> Given task
Search the listing below for the word "Sqft" and copy each line that holds it.

>> START Exercise materials

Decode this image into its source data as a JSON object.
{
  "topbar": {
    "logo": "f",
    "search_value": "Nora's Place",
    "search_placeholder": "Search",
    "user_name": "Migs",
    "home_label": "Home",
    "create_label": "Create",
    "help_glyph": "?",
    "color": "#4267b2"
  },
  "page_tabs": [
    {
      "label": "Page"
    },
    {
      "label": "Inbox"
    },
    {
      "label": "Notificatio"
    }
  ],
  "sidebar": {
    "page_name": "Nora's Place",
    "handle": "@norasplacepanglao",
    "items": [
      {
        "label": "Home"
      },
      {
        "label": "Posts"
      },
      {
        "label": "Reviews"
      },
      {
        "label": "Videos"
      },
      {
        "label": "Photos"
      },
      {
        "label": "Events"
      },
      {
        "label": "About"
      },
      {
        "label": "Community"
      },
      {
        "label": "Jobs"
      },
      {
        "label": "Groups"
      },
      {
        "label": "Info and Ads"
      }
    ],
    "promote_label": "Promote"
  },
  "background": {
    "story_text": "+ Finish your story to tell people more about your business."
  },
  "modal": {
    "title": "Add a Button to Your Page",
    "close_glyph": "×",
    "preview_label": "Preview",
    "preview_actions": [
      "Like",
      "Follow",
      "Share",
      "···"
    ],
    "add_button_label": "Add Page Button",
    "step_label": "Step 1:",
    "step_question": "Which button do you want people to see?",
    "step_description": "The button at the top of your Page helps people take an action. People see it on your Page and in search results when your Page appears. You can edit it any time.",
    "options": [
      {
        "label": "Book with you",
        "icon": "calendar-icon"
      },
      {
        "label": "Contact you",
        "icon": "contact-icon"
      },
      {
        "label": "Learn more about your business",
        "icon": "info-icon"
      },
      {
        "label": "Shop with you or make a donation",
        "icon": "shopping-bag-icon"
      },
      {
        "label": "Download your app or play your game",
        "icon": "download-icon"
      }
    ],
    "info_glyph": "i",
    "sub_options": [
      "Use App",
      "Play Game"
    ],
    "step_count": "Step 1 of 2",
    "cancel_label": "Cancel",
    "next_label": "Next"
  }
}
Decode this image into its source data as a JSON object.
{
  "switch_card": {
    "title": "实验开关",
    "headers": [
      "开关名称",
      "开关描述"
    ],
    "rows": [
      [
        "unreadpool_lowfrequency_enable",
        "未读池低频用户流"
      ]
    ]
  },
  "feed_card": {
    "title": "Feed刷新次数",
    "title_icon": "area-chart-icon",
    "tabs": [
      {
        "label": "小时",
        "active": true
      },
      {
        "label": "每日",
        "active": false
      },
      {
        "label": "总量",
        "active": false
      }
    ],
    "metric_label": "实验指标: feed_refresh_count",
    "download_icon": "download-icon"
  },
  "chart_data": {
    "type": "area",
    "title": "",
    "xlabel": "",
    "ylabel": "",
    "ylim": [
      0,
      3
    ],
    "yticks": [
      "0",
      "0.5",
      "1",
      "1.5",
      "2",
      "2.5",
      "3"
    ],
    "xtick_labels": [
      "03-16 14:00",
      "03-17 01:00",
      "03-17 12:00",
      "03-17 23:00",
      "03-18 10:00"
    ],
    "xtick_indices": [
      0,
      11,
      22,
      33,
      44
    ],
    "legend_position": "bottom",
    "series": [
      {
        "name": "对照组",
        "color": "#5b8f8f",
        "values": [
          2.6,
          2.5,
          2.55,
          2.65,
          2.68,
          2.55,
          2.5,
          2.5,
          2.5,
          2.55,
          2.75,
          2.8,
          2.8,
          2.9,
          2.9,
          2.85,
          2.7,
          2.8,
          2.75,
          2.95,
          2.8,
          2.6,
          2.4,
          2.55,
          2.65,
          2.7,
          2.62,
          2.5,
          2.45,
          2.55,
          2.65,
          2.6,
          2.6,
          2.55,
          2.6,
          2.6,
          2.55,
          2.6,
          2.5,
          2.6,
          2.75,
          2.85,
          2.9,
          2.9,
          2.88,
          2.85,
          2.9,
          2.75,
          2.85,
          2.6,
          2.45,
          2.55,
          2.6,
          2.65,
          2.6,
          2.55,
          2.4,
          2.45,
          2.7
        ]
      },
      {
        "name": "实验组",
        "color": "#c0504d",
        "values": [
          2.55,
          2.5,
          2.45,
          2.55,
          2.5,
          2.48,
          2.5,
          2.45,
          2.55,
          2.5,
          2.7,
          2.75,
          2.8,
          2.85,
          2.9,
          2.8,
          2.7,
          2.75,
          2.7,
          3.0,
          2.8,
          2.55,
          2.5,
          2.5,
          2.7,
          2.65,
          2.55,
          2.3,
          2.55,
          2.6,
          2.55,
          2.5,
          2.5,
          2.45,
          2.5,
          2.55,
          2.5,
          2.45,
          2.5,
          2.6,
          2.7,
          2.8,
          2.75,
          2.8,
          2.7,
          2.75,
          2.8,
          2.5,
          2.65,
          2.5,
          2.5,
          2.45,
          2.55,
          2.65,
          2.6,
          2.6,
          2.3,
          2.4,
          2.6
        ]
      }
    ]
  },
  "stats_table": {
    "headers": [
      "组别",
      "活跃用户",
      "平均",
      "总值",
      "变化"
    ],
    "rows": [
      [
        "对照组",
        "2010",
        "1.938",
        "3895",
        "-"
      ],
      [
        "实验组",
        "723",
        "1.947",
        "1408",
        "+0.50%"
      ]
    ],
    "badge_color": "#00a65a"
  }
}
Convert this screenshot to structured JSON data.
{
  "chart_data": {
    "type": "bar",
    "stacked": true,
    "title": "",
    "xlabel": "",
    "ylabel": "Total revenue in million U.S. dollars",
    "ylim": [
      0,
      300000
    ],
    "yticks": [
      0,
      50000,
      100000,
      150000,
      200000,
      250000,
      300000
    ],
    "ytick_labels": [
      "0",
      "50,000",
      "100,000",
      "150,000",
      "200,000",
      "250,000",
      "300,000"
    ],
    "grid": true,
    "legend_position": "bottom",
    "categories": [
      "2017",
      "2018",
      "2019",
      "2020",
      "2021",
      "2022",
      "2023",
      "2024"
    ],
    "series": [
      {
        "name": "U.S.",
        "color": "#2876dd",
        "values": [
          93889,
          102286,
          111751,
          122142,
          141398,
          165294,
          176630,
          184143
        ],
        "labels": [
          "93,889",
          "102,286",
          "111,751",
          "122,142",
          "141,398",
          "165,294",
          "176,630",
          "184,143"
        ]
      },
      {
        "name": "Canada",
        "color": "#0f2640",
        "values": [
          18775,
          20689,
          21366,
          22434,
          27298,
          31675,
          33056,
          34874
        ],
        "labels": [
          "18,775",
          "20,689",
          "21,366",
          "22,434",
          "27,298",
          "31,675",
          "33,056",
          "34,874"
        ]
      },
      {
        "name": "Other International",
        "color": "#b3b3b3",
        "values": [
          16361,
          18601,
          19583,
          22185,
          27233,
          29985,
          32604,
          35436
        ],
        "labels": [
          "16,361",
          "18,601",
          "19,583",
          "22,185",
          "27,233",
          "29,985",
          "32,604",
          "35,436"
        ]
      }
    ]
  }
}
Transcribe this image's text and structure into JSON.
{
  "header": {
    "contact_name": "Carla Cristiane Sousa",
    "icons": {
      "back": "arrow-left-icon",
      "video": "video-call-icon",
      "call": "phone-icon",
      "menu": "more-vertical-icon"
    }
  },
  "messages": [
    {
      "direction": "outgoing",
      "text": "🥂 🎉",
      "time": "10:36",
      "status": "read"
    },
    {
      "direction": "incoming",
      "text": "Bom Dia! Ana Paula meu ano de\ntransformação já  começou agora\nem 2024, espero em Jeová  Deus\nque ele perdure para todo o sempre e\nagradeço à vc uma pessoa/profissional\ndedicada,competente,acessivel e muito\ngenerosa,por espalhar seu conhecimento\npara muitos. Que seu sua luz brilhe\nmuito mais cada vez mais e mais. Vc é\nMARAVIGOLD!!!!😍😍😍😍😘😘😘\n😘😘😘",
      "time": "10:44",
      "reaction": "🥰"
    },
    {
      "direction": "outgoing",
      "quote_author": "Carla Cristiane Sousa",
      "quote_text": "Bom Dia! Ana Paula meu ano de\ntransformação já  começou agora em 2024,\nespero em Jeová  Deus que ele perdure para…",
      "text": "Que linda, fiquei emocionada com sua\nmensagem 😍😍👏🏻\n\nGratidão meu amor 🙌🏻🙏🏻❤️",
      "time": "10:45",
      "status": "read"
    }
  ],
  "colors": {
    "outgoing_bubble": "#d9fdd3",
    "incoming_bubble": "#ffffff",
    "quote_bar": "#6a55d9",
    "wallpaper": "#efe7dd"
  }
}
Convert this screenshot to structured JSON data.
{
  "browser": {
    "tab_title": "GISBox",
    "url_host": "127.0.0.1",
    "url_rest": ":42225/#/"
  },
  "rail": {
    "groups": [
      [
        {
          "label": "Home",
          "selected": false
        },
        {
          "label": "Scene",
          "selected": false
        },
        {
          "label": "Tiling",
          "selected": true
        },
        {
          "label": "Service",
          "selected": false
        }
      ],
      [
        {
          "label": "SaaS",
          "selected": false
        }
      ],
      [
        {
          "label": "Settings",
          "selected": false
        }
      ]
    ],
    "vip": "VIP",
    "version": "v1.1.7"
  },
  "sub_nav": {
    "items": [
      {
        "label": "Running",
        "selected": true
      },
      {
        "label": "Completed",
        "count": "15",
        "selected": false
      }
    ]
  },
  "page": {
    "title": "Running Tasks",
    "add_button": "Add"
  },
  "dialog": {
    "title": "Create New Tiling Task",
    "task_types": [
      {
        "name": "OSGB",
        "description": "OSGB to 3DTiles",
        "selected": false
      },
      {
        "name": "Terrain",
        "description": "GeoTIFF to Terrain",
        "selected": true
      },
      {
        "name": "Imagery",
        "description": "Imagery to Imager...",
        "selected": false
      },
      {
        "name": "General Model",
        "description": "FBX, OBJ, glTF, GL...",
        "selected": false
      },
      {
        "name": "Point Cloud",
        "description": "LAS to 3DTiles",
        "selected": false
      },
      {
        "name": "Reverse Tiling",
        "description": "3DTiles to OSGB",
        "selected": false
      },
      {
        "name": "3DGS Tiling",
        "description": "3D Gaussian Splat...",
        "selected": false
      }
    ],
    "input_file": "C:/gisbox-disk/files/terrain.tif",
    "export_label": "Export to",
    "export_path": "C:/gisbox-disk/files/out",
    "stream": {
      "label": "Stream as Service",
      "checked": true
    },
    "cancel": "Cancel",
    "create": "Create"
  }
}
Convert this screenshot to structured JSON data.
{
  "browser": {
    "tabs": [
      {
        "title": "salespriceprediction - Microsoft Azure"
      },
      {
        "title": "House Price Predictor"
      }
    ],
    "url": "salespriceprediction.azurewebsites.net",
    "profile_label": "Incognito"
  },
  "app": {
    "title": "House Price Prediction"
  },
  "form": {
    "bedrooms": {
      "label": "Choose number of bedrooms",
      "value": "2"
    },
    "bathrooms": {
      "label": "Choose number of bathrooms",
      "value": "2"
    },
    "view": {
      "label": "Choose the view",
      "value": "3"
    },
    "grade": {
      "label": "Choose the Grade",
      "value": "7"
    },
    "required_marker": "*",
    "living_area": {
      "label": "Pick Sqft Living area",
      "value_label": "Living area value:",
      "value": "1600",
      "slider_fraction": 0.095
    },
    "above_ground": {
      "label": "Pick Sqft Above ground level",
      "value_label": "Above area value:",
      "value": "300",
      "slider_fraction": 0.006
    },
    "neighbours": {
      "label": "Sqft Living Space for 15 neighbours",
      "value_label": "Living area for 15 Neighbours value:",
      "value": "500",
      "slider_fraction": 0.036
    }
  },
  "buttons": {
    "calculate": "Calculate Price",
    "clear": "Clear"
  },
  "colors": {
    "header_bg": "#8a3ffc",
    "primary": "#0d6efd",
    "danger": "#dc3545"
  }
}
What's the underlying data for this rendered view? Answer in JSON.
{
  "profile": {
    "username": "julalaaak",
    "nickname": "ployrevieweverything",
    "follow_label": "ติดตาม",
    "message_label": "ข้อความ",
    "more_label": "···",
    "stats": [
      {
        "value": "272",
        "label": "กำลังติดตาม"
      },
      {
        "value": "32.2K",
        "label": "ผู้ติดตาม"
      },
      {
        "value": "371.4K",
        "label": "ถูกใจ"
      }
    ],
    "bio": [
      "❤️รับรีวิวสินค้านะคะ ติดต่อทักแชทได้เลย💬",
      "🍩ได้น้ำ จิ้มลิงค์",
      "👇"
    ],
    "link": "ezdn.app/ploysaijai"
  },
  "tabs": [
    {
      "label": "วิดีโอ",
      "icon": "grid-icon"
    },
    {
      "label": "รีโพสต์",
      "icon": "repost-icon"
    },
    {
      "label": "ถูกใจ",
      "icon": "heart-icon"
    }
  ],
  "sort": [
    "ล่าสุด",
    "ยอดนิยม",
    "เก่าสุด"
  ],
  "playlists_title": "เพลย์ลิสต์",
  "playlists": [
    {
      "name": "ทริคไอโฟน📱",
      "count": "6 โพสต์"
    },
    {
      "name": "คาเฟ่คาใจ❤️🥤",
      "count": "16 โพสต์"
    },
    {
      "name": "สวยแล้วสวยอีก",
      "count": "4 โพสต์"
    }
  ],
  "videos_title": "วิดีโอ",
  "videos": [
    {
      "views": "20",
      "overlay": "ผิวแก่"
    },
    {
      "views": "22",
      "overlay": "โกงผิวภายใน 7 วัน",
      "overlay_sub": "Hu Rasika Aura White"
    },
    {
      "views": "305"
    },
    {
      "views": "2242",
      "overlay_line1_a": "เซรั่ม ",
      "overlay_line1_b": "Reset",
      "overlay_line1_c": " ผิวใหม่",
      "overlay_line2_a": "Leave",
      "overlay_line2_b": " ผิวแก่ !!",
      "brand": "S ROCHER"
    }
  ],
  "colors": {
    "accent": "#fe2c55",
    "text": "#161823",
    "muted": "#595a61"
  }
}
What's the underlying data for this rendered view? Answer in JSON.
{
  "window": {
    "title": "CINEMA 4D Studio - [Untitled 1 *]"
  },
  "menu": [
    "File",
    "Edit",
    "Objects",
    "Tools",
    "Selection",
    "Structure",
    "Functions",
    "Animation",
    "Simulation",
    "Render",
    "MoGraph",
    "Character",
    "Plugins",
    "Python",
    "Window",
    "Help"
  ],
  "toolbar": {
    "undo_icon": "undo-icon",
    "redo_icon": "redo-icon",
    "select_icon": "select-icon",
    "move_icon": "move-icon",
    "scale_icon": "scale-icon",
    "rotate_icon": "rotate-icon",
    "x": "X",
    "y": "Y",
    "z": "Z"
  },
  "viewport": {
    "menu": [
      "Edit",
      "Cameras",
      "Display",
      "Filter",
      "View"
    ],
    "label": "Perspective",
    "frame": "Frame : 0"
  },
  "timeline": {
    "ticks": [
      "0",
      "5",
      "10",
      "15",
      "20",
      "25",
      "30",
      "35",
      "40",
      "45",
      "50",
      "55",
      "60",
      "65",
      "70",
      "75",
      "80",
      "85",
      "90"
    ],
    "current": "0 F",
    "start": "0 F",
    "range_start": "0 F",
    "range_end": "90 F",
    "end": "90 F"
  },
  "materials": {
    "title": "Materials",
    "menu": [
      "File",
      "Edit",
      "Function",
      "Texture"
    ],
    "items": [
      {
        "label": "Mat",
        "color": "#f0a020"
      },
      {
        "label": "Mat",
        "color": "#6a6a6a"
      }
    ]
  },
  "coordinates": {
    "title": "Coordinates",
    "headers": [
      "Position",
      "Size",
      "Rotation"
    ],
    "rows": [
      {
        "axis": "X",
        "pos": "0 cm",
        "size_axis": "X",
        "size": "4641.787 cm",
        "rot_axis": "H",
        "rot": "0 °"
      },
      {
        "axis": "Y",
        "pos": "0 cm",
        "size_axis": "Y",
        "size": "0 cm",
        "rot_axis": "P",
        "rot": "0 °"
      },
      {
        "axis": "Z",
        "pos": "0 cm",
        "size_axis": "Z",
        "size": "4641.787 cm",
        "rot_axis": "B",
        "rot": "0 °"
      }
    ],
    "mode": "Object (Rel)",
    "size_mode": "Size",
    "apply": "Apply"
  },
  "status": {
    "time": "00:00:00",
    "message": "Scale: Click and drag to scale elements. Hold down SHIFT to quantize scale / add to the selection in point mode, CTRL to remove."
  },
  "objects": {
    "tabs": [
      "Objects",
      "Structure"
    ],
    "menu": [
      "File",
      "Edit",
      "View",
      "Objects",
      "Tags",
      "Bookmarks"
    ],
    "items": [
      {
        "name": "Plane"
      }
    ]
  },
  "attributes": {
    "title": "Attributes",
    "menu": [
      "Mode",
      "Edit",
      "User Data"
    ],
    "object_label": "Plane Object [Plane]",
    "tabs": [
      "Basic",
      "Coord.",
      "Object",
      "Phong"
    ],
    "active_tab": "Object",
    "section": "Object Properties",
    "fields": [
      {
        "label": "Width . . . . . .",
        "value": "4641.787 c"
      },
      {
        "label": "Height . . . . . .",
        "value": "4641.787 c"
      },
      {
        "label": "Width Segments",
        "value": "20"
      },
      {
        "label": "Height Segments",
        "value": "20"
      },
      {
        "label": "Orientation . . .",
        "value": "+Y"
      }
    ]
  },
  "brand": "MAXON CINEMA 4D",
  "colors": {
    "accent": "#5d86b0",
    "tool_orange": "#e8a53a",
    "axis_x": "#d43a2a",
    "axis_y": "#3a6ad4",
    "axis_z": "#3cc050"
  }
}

>> END Exercise materials

> Result
      "label": "Pick Sqft Living area",
      "label": "Pick Sqft Above ground level",
      "label": "Sqft Living Space for 15 neighbours",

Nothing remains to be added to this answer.